### Exercise
Output each entry verbatim and exclude every picture from it.

### Given entries
---
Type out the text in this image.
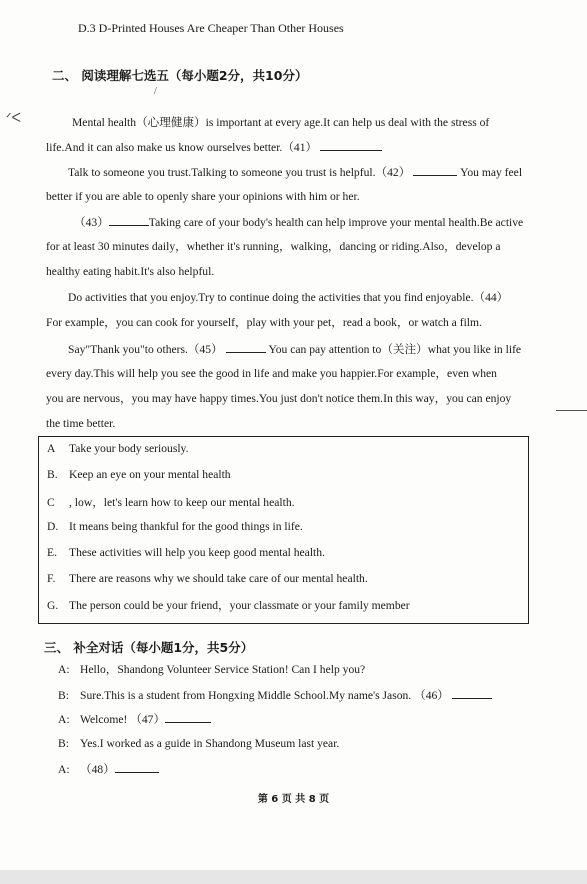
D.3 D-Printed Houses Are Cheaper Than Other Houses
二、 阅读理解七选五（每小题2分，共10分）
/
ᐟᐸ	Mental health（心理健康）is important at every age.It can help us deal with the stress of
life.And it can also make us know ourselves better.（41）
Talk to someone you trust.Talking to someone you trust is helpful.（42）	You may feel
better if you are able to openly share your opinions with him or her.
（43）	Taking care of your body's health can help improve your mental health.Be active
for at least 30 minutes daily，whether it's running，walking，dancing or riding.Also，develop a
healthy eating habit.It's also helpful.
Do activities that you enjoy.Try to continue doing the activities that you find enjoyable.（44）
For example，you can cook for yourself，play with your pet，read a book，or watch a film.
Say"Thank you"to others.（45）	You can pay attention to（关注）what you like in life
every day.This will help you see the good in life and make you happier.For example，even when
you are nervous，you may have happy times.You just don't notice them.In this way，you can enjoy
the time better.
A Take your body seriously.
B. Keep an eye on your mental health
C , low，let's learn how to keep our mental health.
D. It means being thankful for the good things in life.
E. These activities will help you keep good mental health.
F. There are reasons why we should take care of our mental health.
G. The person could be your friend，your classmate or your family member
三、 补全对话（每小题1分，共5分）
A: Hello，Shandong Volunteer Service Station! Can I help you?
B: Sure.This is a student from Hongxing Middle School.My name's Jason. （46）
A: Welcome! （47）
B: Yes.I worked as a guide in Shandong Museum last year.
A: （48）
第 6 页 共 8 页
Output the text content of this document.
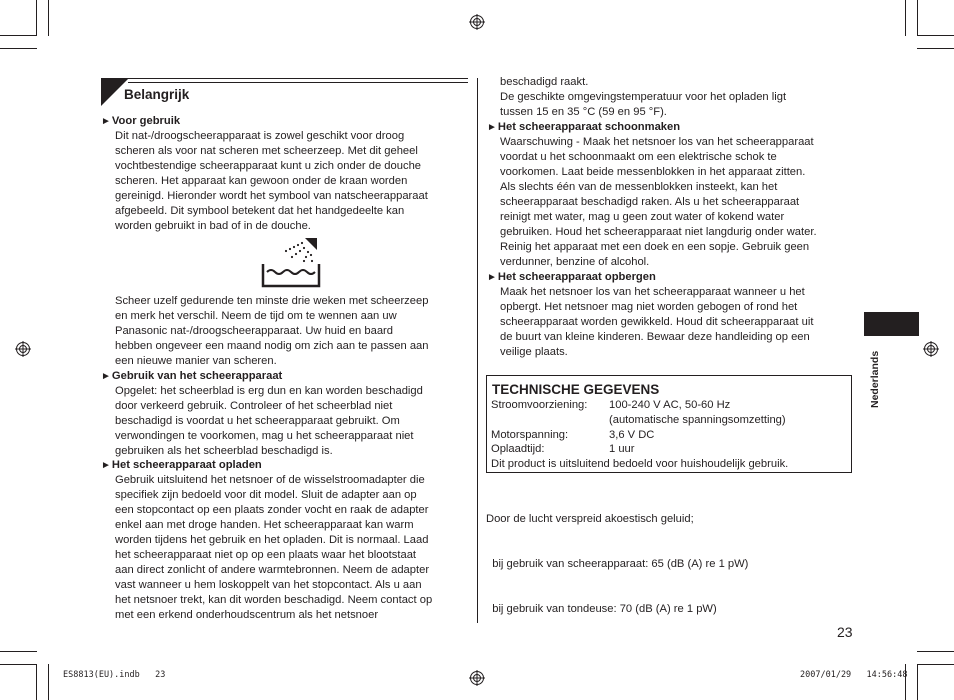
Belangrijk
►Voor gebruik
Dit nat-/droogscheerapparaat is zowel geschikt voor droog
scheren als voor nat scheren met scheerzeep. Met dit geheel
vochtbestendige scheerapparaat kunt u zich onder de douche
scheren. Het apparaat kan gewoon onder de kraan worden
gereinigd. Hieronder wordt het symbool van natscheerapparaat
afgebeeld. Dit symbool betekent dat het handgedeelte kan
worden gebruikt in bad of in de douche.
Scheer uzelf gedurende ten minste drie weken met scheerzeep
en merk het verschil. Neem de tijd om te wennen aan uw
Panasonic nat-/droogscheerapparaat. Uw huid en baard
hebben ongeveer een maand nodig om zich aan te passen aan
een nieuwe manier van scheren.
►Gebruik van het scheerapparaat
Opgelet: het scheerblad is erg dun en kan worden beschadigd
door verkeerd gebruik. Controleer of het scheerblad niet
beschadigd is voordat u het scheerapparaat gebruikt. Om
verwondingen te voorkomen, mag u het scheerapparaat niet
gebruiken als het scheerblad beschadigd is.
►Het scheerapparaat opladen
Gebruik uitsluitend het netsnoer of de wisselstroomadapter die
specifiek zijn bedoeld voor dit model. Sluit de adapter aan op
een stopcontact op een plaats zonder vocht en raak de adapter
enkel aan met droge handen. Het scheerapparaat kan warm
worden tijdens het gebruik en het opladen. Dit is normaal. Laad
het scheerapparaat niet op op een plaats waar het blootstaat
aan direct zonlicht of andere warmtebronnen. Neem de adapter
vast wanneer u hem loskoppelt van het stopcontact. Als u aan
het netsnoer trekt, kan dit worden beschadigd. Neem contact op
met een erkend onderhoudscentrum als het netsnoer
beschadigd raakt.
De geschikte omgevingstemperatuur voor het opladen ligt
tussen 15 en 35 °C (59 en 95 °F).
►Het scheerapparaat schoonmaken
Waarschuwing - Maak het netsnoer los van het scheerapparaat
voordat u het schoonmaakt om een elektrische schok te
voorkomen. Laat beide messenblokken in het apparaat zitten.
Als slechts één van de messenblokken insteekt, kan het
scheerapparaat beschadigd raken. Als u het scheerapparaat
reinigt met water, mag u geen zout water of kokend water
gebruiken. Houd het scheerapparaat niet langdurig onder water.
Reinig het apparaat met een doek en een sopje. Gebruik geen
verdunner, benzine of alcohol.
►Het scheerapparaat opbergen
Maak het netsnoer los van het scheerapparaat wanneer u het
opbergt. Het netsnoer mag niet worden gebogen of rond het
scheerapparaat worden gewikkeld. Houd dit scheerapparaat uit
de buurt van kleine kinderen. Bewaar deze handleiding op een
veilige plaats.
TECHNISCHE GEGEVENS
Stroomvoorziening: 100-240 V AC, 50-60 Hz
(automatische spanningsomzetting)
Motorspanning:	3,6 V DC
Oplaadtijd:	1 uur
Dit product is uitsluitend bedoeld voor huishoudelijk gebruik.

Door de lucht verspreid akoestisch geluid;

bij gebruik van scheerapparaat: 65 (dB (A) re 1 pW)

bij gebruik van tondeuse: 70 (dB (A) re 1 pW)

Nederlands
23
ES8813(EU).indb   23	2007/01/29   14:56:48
---
### Response
Type out the text in this image.
D.3 D-Printed Houses Are Cheaper Than Other Houses
二、 阅读理解七选五（每小题2分，共10分）
/
ᐟᐸ	Mental health（心理健康）is important at every age.It can help us deal with the stress of
life.And it can also make us know ourselves better.（41）
Talk to someone you trust.Talking to someone you trust is helpful.（42）	You may feel
better if you are able to openly share your opinions with him or her.
（43）	Taking care of your body's health can help improve your mental health.Be active
for at least 30 minutes daily，whether it's running，walking，dancing or riding.Also，develop a
healthy eating habit.It's also helpful.
Do activities that you enjoy.Try to continue doing the activities that you find enjoyable.（44）
For example，you can cook for yourself，play with your pet，read a book，or watch a film.
Say"Thank you"to others.（45）	You can pay attention to（关注）what you like in life
every day.This will help you see the good in life and make you happier.For example，even when
you are nervous，you may have happy times.You just don't notice them.In this way，you can enjoy
the time better.
A Take your body seriously.
B. Keep an eye on your mental health
C , low，let's learn how to keep our mental health.
D. It means being thankful for the good things in life.
E. These activities will help you keep good mental health.
F. There are reasons why we should take care of our mental health.
G. The person could be your friend，your classmate or your family member
三、 补全对话（每小题1分，共5分）
A: Hello，Shandong Volunteer Service Station! Can I help you?
B: Sure.This is a student from Hongxing Middle School.My name's Jason. （46）
A: Welcome! （47）
B: Yes.I worked as a guide in Shandong Museum last year.
A: （48）
第 6 页 共 8 页
Output the text content of this document.
Belangrijk
►Voor gebruik
Dit nat-/droogscheerapparaat is zowel geschikt voor droog
scheren als voor nat scheren met scheerzeep. Met dit geheel
vochtbestendige scheerapparaat kunt u zich onder de douche
scheren. Het apparaat kan gewoon onder de kraan worden
gereinigd. Hieronder wordt het symbool van natscheerapparaat
afgebeeld. Dit symbool betekent dat het handgedeelte kan
worden gebruikt in bad of in de douche.
Scheer uzelf gedurende ten minste drie weken met scheerzeep
en merk het verschil. Neem de tijd om te wennen aan uw
Panasonic nat-/droogscheerapparaat. Uw huid en baard
hebben ongeveer een maand nodig om zich aan te passen aan
een nieuwe manier van scheren.
►Gebruik van het scheerapparaat
Opgelet: het scheerblad is erg dun en kan worden beschadigd
door verkeerd gebruik. Controleer of het scheerblad niet
beschadigd is voordat u het scheerapparaat gebruikt. Om
verwondingen te voorkomen, mag u het scheerapparaat niet
gebruiken als het scheerblad beschadigd is.
►Het scheerapparaat opladen
Gebruik uitsluitend het netsnoer of de wisselstroomadapter die
specifiek zijn bedoeld voor dit model. Sluit de adapter aan op
een stopcontact op een plaats zonder vocht en raak de adapter
enkel aan met droge handen. Het scheerapparaat kan warm
worden tijdens het gebruik en het opladen. Dit is normaal. Laad
het scheerapparaat niet op op een plaats waar het blootstaat
aan direct zonlicht of andere warmtebronnen. Neem de adapter
vast wanneer u hem loskoppelt van het stopcontact. Als u aan
het netsnoer trekt, kan dit worden beschadigd. Neem contact op
met een erkend onderhoudscentrum als het netsnoer
beschadigd raakt.
De geschikte omgevingstemperatuur voor het opladen ligt
tussen 15 en 35 °C (59 en 95 °F).
►Het scheerapparaat schoonmaken
Waarschuwing - Maak het netsnoer los van het scheerapparaat
voordat u het schoonmaakt om een elektrische schok te
voorkomen. Laat beide messenblokken in het apparaat zitten.
Als slechts één van de messenblokken insteekt, kan het
scheerapparaat beschadigd raken. Als u het scheerapparaat
reinigt met water, mag u geen zout water of kokend water
gebruiken. Houd het scheerapparaat niet langdurig onder water.
Reinig het apparaat met een doek en een sopje. Gebruik geen
verdunner, benzine of alcohol.
►Het scheerapparaat opbergen
Maak het netsnoer los van het scheerapparaat wanneer u het
opbergt. Het netsnoer mag niet worden gebogen of rond het
scheerapparaat worden gewikkeld. Houd dit scheerapparaat uit
de buurt van kleine kinderen. Bewaar deze handleiding op een
veilige plaats.
TECHNISCHE GEGEVENS
Stroomvoorziening: 100-240 V AC, 50-60 Hz
(automatische spanningsomzetting)
Motorspanning:	3,6 V DC
Oplaadtijd:	1 uur
Dit product is uitsluitend bedoeld voor huishoudelijk gebruik.

Door de lucht verspreid akoestisch geluid;

bij gebruik van scheerapparaat: 65 (dB (A) re 1 pW)

bij gebruik van tondeuse: 70 (dB (A) re 1 pW)

Nederlands
23
ES8813(EU).indb   23	2007/01/29   14:56:48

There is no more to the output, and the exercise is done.